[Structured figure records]

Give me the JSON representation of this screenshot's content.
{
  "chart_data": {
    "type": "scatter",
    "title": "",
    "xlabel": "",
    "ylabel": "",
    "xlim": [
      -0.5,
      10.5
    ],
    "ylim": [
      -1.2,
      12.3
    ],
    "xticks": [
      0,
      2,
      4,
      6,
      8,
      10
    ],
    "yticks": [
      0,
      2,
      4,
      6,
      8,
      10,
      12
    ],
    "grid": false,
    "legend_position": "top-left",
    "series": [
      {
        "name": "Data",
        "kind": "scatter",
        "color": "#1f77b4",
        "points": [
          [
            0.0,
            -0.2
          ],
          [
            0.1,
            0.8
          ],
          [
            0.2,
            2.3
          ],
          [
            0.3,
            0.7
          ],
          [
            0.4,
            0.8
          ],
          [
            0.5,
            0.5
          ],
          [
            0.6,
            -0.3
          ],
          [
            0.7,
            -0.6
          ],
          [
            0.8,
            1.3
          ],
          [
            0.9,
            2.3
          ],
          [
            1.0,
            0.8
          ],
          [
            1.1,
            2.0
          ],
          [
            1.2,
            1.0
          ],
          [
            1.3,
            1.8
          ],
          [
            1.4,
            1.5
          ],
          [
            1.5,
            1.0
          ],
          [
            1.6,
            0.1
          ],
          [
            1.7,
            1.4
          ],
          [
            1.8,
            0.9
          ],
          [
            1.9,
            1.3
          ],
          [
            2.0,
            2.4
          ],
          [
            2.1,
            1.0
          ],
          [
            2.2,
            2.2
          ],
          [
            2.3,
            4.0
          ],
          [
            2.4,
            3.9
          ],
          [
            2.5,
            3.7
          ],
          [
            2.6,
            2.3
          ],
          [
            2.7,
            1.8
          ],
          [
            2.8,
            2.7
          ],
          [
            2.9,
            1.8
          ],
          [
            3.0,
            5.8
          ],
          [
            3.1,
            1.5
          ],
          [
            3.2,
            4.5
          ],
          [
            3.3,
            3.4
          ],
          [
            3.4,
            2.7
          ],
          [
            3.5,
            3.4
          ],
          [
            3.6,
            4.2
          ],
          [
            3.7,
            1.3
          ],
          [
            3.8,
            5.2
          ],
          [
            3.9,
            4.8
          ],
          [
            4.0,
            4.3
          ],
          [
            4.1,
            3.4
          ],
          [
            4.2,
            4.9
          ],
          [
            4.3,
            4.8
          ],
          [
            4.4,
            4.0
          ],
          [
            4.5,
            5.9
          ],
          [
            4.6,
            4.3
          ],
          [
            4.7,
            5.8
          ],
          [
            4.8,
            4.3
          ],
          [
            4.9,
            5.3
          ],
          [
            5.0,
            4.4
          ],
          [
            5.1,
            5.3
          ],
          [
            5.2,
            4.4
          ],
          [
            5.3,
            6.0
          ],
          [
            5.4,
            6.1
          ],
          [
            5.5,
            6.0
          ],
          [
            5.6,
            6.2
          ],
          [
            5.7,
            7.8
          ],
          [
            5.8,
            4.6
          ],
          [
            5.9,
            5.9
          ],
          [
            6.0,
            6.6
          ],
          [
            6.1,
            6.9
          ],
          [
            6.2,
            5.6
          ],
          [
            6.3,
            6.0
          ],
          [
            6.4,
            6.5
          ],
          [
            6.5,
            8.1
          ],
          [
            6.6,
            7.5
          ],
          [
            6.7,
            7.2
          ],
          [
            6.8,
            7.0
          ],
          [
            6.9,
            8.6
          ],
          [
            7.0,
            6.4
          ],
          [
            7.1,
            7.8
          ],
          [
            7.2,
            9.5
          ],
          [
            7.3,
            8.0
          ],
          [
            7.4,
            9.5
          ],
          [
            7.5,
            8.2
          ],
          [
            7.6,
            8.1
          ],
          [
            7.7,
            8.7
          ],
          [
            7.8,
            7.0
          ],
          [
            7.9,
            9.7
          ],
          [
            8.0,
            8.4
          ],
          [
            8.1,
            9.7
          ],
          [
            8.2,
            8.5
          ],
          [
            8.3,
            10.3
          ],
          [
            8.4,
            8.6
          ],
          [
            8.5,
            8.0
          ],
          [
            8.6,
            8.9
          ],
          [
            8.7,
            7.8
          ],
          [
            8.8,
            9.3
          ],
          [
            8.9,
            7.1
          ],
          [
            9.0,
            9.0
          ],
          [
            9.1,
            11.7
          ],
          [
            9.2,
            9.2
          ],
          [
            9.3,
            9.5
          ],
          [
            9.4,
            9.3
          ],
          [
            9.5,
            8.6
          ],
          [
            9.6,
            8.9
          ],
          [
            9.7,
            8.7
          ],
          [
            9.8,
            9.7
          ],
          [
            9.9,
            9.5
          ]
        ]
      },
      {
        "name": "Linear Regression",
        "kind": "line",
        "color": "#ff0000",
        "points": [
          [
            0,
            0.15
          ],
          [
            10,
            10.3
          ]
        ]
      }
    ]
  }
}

▶ _What you will do_
Repeat all of the entries exactly.

▶ _Exercise solution_
Give me the JSON representation of this screenshot's content.
{
  "chart_data": {
    "type": "scatter",
    "title": "",
    "xlabel": "",
    "ylabel": "",
    "xlim": [
      -0.5,
      10.5
    ],
    "ylim": [
      -1.2,
      12.3
    ],
    "xticks": [
      0,
      2,
      4,
      6,
      8,
      10
    ],
    "yticks": [
      0,
      2,
      4,
      6,
      8,
      10,
      12
    ],
    "grid": false,
    "legend_position": "top-left",
    "series": [
      {
        "name": "Data",
        "kind": "scatter",
        "color": "#1f77b4",
        "points": [
          [
            0.0,
            -0.2
          ],
          [
            0.1,
            0.8
          ],
          [
            0.2,
            2.3
          ],
          [
            0.3,
            0.7
          ],
          [
            0.4,
            0.8
          ],
          [
            0.5,
            0.5
          ],
          [
            0.6,
            -0.3
          ],
          [
            0.7,
            -0.6
          ],
          [
            0.8,
            1.3
          ],
          [
            0.9,
            2.3
          ],
          [
            1.0,
            0.8
          ],
          [
            1.1,
            2.0
          ],
          [
            1.2,
            1.0
          ],
          [
            1.3,
            1.8
          ],
          [
            1.4,
            1.5
          ],
          [
            1.5,
            1.0
          ],
          [
            1.6,
            0.1
          ],
          [
            1.7,
            1.4
          ],
          [
            1.8,
            0.9
          ],
          [
            1.9,
            1.3
          ],
          [
            2.0,
            2.4
          ],
          [
            2.1,
            1.0
          ],
          [
            2.2,
            2.2
          ],
          [
            2.3,
            4.0
          ],
          [
            2.4,
            3.9
          ],
          [
            2.5,
            3.7
          ],
          [
            2.6,
            2.3
          ],
          [
            2.7,
            1.8
          ],
          [
            2.8,
            2.7
          ],
          [
            2.9,
            1.8
          ],
          [
            3.0,
            5.8
          ],
          [
            3.1,
            1.5
          ],
          [
            3.2,
            4.5
          ],
          [
            3.3,
            3.4
          ],
          [
            3.4,
            2.7
          ],
          [
            3.5,
            3.4
          ],
          [
            3.6,
            4.2
          ],
          [
            3.7,
            1.3
          ],
          [
            3.8,
            5.2
          ],
          [
            3.9,
            4.8
          ],
          [
            4.0,
            4.3
          ],
          [
            4.1,
            3.4
          ],
          [
            4.2,
            4.9
          ],
          [
            4.3,
            4.8
          ],
          [
            4.4,
            4.0
          ],
          [
            4.5,
            5.9
          ],
          [
            4.6,
            4.3
          ],
          [
            4.7,
            5.8
          ],
          [
            4.8,
            4.3
          ],
          [
            4.9,
            5.3
          ],
          [
            5.0,
            4.4
          ],
          [
            5.1,
            5.3
          ],
          [
            5.2,
            4.4
          ],
          [
            5.3,
            6.0
          ],
          [
            5.4,
            6.1
          ],
          [
            5.5,
            6.0
          ],
          [
            5.6,
            6.2
          ],
          [
            5.7,
            7.8
          ],
          [
            5.8,
            4.6
          ],
          [
            5.9,
            5.9
          ],
          [
            6.0,
            6.6
          ],
          [
            6.1,
            6.9
          ],
          [
            6.2,
            5.6
          ],
          [
            6.3,
            6.0
          ],
          [
            6.4,
            6.5
          ],
          [
            6.5,
            8.1
          ],
          [
            6.6,
            7.5
          ],
          [
            6.7,
            7.2
          ],
          [
            6.8,
            7.0
          ],
          [
            6.9,
            8.6
          ],
          [
            7.0,
            6.4
          ],
          [
            7.1,
            7.8
          ],
          [
            7.2,
            9.5
          ],
          [
            7.3,
            8.0
          ],
          [
            7.4,
            9.5
          ],
          [
            7.5,
            8.2
          ],
          [
            7.6,
            8.1
          ],
          [
            7.7,
            8.7
          ],
          [
            7.8,
            7.0
          ],
          [
            7.9,
            9.7
          ],
          [
            8.0,
            8.4
          ],
          [
            8.1,
            9.7
          ],
          [
            8.2,
            8.5
          ],
          [
            8.3,
            10.3
          ],
          [
            8.4,
            8.6
          ],
          [
            8.5,
            8.0
          ],
          [
            8.6,
            8.9
          ],
          [
            8.7,
            7.8
          ],
          [
            8.8,
            9.3
          ],
          [
            8.9,
            7.1
          ],
          [
            9.0,
            9.0
          ],
          [
            9.1,
            11.7
          ],
          [
            9.2,
            9.2
          ],
          [
            9.3,
            9.5
          ],
          [
            9.4,
            9.3
          ],
          [
            9.5,
            8.6
          ],
          [
            9.6,
            8.9
          ],
          [
            9.7,
            8.7
          ],
          [
            9.8,
            9.7
          ],
          [
            9.9,
            9.5
          ]
        ]
      },
      {
        "name": "Linear Regression",
        "kind": "line",
        "color": "#ff0000",
        "points": [
          [
            0,
            0.15
          ],
          [
            10,
            10.3
          ]
        ]
      }
    ]
  }
}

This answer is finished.